▶ **EXERCISE GOAL**:
Output each record below exactly, leaving any picture out of the copy.

[DATA — start]

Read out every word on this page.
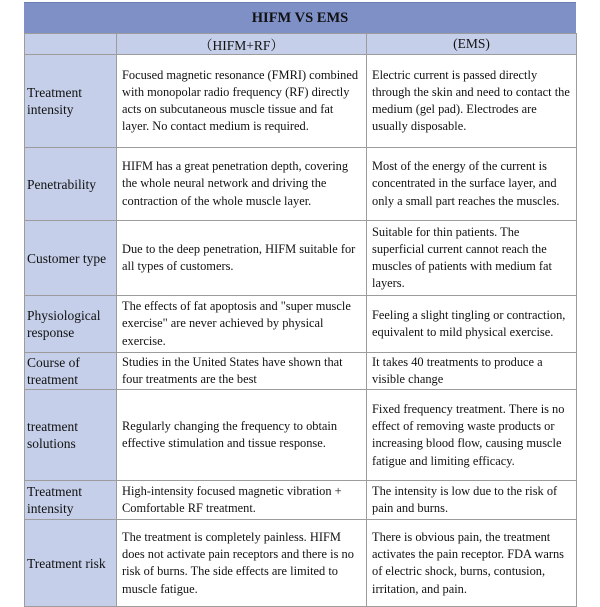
HIFM VS EMS
	（HIFM+RF）	(EMS)
Treatment intensity	Focused magnetic resonance (FMRI) combined with monopolar radio frequency (RF) directly acts on subcutaneous muscle tissue and fat layer. No contact medium is required.	Electric current is passed directly through the skin and need to contact the medium (gel pad). Electrodes are usually disposable.
Penetrability	HIFM has a great penetration depth, covering the whole neural network and driving the contraction of the whole muscle layer.	Most of the energy of the current is concentrated in the surface layer, and only a small part reaches the muscles.
Customer type	Due to the deep penetration, HIFM suitable for all types of customers.	Suitable for thin patients. The superficial current cannot reach the muscles of patients with medium fat layers.
Physiological response	The effects of fat apoptosis and "super muscle exercise" are never achieved by physical exercise.	Feeling a slight tingling or contraction, equivalent to mild physical exercise.
Course of treatment	Studies in the United States have shown that four treatments are the best	It takes 40 treatments to produce a visible change
treatment solutions	Regularly changing the frequency to obtain effective stimulation and tissue response.	Fixed frequency treatment. There is no effect of removing waste products or increasing blood flow, causing muscle fatigue and limiting efficacy.
Treatment intensity	High-intensity focused magnetic vibration + Comfortable RF treatment.	The intensity is low due to the risk of pain and burns.
Treatment risk	The treatment is completely painless. HIFM does not activate pain receptors and there is no risk of burns. The side effects are limited to muscle fatigue.	There is obvious pain, the treatment activates the pain receptor. FDA warns of electric shock, burns, contusion, irritation, and pain.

[DATA — finish]

▶ **FINISHED TASK**:
Read out every word on this page.
HIFM VS EMS
	（HIFM+RF）	(EMS)
Treatment intensity	Focused magnetic resonance (FMRI) combined with monopolar radio frequency (RF) directly acts on subcutaneous muscle tissue and fat layer. No contact medium is required.	Electric current is passed directly through the skin and need to contact the medium (gel pad). Electrodes are usually disposable.
Penetrability	HIFM has a great penetration depth, covering the whole neural network and driving the contraction of the whole muscle layer.	Most of the energy of the current is concentrated in the surface layer, and only a small part reaches the muscles.
Customer type	Due to the deep penetration, HIFM suitable for all types of customers.	Suitable for thin patients. The superficial current cannot reach the muscles of patients with medium fat layers.
Physiological response	The effects of fat apoptosis and "super muscle exercise" are never achieved by physical exercise.	Feeling a slight tingling or contraction, equivalent to mild physical exercise.
Course of treatment	Studies in the United States have shown that four treatments are the best	It takes 40 treatments to produce a visible change
treatment solutions	Regularly changing the frequency to obtain effective stimulation and tissue response.	Fixed frequency treatment. There is no effect of removing waste products or increasing blood flow, causing muscle fatigue and limiting efficacy.
Treatment intensity	High-intensity focused magnetic vibration + Comfortable RF treatment.	The intensity is low due to the risk of pain and burns.
Treatment risk	The treatment is completely painless. HIFM does not activate pain receptors and there is no risk of burns. The side effects are limited to muscle fatigue.	There is obvious pain, the treatment activates the pain receptor. FDA warns of electric shock, burns, contusion, irritation, and pain.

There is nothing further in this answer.